> _Written task_: Write the data out again in full, with no departure from the original.

........

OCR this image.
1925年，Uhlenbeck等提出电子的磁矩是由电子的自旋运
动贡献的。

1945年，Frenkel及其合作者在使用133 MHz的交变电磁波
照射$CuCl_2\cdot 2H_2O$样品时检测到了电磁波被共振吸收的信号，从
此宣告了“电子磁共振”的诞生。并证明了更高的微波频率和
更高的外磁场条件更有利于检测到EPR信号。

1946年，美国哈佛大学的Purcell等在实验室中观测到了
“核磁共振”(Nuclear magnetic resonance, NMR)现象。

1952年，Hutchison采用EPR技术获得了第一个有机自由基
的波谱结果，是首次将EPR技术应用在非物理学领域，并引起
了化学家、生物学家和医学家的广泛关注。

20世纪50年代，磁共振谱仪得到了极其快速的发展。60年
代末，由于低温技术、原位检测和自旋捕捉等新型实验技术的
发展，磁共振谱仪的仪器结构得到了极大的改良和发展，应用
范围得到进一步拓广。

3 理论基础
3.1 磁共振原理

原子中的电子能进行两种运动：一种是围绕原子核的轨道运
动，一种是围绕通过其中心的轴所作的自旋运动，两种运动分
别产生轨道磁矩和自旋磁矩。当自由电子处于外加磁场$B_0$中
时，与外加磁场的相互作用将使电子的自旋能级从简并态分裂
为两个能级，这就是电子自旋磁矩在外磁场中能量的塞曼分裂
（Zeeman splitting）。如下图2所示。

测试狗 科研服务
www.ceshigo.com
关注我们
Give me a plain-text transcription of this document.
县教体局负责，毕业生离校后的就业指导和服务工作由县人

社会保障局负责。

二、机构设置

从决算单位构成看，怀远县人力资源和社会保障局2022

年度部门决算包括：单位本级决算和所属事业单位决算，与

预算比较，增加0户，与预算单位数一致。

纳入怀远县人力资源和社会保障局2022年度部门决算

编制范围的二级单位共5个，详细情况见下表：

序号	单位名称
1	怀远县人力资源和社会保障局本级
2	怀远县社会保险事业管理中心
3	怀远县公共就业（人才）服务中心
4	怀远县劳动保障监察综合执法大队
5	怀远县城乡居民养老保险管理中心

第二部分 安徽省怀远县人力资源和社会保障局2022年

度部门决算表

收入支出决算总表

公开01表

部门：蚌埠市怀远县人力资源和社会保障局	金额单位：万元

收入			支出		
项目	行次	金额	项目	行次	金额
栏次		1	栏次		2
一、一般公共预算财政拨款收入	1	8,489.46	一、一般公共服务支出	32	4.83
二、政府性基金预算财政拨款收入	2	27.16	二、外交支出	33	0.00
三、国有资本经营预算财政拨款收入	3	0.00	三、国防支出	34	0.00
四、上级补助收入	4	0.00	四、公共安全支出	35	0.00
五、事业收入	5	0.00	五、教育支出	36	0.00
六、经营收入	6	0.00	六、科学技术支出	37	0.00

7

........

> _Correct result_:
OCR this image.
1925年，Uhlenbeck等提出电子的磁矩是由电子的自旋运
动贡献的。

1945年，Frenkel及其合作者在使用133 MHz的交变电磁波
照射$CuCl_2\cdot 2H_2O$样品时检测到了电磁波被共振吸收的信号，从
此宣告了“电子磁共振”的诞生。并证明了更高的微波频率和
更高的外磁场条件更有利于检测到EPR信号。

1946年，美国哈佛大学的Purcell等在实验室中观测到了
“核磁共振”(Nuclear magnetic resonance, NMR)现象。

1952年，Hutchison采用EPR技术获得了第一个有机自由基
的波谱结果，是首次将EPR技术应用在非物理学领域，并引起
了化学家、生物学家和医学家的广泛关注。

20世纪50年代，磁共振谱仪得到了极其快速的发展。60年
代末，由于低温技术、原位检测和自旋捕捉等新型实验技术的
发展，磁共振谱仪的仪器结构得到了极大的改良和发展，应用
范围得到进一步拓广。

3 理论基础
3.1 磁共振原理

原子中的电子能进行两种运动：一种是围绕原子核的轨道运
动，一种是围绕通过其中心的轴所作的自旋运动，两种运动分
别产生轨道磁矩和自旋磁矩。当自由电子处于外加磁场$B_0$中
时，与外加磁场的相互作用将使电子的自旋能级从简并态分裂
为两个能级，这就是电子自旋磁矩在外磁场中能量的塞曼分裂
（Zeeman splitting）。如下图2所示。

测试狗 科研服务
www.ceshigo.com
关注我们
Give me a plain-text transcription of this document.
县教体局负责，毕业生离校后的就业指导和服务工作由县人

社会保障局负责。

二、机构设置

从决算单位构成看，怀远县人力资源和社会保障局2022

年度部门决算包括：单位本级决算和所属事业单位决算，与

预算比较，增加0户，与预算单位数一致。

纳入怀远县人力资源和社会保障局2022年度部门决算

编制范围的二级单位共5个，详细情况见下表：

序号	单位名称
1	怀远县人力资源和社会保障局本级
2	怀远县社会保险事业管理中心
3	怀远县公共就业（人才）服务中心
4	怀远县劳动保障监察综合执法大队
5	怀远县城乡居民养老保险管理中心

第二部分 安徽省怀远县人力资源和社会保障局2022年

度部门决算表

收入支出决算总表

公开01表

部门：蚌埠市怀远县人力资源和社会保障局	金额单位：万元

收入			支出		
项目	行次	金额	项目	行次	金额
栏次		1	栏次		2
一、一般公共预算财政拨款收入	1	8,489.46	一、一般公共服务支出	32	4.83
二、政府性基金预算财政拨款收入	2	27.16	二、外交支出	33	0.00
三、国有资本经营预算财政拨款收入	3	0.00	三、国防支出	34	0.00
四、上级补助收入	4	0.00	四、公共安全支出	35	0.00
五、事业收入	5	0.00	五、教育支出	36	0.00
六、经营收入	6	0.00	六、科学技术支出	37	0.00

7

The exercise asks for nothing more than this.